● Consigne 1
Reproduisez mot pour mot le passage de l'article sur les IMOCA et le développement durable, en commençant par « Une question qui » et en continuant jusqu'à « loin d’être exemplaire. ».
● Consigne 2
Poursuivez l'article sur l'impact environnemental des IMOCA à partir de sa dernière phrase.

● Extrait choisi
────────

Comment font-ils ? (Ep. 4) : IMOCA et développement durable
Ils tournent autour du Globe poussés par la seule force du vent, mais sur des voiliers en carbone qui ont coûté très cher à l’environnement. Comment les teams font-elles pour concilier leur adoration de la mer, de la nature avec un sport pas si propre ?
Une question qui fait polémique
Est-il vraiment sérieux d’interroger des skippers ou leur préparateur entièrement tourné vers la performance à quelques mois du départ d’une course majeure sur la manière dont ils réduisent l’impact environnemental de leur projet sportif ? En dehors de la thématique même de ce numéro, la question est pourtant sur toute les lèvres –des marins comme des non-marins – depuis la médiatique transatlantique de Greta Thunberg à bord du 60 pieds de Boris Herrmann. Une traversée à la seule force du vent qui a eu le mérite de donner un coup de projecteur sur les IMOCA tout en créant la polémique autour de leur conception. Un IMOCA 100 % carbone, ou quasi, est loin d’être exemplaire.
Comme sur nos voiliers de plaisance, absolument rien à leur bord, du bulbe de quille à la tête de mât n’est écoresponsable : leur âme est synthétique tout autant que leur peau en carbone, leurs voiles sont impossible à recycler de même que les kilomètres de bouts qui permettent aux skippers de les animer sur le plan d’eau. Retenons quand même quelques pièces en inox et le fait que ces bêtes de course qui tournent autour du Globe poussés par le vent soient alimentées en énergie par le soleil ou le vent en n’emportant dans leur périple qu’une quantité négligeable d’énergies fossiles (aucune dans le cadre de la transat de Greta T.).

────────

Enregistrements des zones de mise en page
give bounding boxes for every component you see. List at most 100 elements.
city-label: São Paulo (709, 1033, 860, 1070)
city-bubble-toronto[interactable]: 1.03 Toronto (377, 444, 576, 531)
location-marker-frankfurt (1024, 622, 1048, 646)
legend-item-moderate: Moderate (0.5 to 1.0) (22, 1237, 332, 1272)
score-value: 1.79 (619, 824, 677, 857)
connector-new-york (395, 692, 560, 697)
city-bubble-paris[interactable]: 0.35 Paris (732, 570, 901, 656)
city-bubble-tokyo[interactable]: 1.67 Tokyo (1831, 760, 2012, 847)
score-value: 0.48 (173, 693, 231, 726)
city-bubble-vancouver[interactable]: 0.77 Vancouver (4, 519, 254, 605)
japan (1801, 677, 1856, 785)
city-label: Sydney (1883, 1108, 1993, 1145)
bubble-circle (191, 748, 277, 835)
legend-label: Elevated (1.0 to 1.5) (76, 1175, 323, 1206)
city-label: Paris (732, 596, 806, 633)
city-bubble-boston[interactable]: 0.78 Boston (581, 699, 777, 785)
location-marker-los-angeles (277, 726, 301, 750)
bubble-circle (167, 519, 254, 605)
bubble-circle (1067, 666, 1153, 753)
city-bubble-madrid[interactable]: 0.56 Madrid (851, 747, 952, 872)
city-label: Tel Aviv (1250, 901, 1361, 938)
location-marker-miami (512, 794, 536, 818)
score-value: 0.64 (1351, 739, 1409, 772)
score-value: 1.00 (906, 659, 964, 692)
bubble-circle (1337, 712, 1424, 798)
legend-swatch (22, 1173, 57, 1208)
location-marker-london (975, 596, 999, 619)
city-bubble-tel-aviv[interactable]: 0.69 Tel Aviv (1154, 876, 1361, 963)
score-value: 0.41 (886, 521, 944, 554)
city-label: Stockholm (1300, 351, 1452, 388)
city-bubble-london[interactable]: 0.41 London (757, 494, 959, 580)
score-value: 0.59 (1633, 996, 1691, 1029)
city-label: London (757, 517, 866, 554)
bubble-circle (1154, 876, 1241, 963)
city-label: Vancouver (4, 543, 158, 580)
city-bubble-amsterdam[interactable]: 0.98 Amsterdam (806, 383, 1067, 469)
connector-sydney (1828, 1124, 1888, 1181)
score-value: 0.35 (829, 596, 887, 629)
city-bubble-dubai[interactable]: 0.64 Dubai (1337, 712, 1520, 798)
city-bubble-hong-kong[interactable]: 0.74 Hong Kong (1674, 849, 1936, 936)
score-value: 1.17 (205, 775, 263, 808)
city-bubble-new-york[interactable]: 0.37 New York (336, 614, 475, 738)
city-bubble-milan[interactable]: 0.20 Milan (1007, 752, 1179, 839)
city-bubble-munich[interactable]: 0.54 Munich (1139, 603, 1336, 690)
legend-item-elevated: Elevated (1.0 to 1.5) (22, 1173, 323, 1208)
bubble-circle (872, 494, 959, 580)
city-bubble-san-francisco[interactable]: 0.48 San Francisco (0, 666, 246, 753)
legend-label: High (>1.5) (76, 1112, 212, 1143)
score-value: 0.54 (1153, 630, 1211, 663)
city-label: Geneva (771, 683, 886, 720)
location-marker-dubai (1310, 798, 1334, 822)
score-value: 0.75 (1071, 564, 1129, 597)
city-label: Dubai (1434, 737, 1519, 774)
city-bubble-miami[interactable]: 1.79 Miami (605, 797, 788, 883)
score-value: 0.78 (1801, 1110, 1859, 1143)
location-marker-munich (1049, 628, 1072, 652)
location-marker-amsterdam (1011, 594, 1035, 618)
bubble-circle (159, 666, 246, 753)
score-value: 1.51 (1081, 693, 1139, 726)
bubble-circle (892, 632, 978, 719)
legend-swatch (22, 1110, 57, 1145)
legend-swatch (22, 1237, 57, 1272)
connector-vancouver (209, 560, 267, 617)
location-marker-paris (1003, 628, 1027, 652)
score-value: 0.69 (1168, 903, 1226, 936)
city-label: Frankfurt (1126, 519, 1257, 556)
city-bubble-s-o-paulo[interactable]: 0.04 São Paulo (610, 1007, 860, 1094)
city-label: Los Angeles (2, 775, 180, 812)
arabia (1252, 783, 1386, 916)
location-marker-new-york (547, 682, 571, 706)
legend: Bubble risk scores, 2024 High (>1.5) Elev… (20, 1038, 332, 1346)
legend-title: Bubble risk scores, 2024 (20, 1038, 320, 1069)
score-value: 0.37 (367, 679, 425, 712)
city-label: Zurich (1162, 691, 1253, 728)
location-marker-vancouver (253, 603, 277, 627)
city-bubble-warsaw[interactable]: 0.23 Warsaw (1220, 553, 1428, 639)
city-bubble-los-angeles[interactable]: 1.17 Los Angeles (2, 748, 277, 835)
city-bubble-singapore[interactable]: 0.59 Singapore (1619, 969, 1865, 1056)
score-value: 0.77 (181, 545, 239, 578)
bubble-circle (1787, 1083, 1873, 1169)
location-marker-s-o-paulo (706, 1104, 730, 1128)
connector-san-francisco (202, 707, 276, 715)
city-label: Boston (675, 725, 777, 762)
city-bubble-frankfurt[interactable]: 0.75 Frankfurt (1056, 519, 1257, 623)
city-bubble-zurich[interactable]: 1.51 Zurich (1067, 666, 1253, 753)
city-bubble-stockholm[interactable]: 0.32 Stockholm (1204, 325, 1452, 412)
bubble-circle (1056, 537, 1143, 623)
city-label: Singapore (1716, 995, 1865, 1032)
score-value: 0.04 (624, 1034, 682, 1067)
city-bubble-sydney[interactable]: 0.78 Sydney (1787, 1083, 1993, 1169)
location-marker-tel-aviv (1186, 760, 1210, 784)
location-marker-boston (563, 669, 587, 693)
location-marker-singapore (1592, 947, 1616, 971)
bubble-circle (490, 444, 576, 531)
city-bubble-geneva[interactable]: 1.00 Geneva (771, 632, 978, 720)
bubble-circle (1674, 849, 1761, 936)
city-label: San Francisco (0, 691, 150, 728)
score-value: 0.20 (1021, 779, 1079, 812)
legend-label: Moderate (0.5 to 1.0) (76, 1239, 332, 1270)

────────

● Production attendue 1
Une question qui fait polémique
Est-il vraiment sérieux d’interroger des skippers ou leur préparateur entièrement tourné vers la performance à quelques mois du départ d’une course majeure sur la manière dont ils réduisent l’impact environnemental de leur projet sportif ? En dehors de la thématique même de ce numéro, la question est pourtant sur toute les lèvres –des marins comme des non-marins – depuis la médiatique transatlantique de Greta Thunberg à bord du 60 pieds de Boris Herrmann. Une traversée à la seule force du vent qui a eu le mérite de donner un coup de projecteur sur les IMOCA tout en créant la polémique autour de leur conception. Un IMOCA 100 % carbone, ou quasi, est loin d’être exemplaire.

● Production attendue 2
Si la polémique est récente, l’intérêt de la classe et de certains coureurs pour le sujet est ancien. Car tout en étant focalisé à tout prix (y compris environnemental) sur la performance mécanique de leurs voiliers, cette classe tournée vers l’innovation a permis la mise au point d’au moins un équipement écoresponsable : l’hydrogénérateur Watt&Sea développé par Yannick Bestaven. Un produit qui s’est depuis largement diffusé chez tous les coureurs et chez les plaisanciers.
Comme tout sport mécanique de haut niveau, la course au large a ses répercussions bénéfiques sur la plaisance. C’est pourquoi ont attend beaucoup d’elle, notamment en ce qui concerne l’utilisation de résine biosourcée, voire de fibres naturelles pour la construction. Si la graine écolo est plantée dans l’esprit des coureurs (dont un certain nombre se retrouve dans le collectif La Vague, voir encadré), la course au large est un artisanat qui n’a pas non plus une capacité de recherche et de développement illimitée.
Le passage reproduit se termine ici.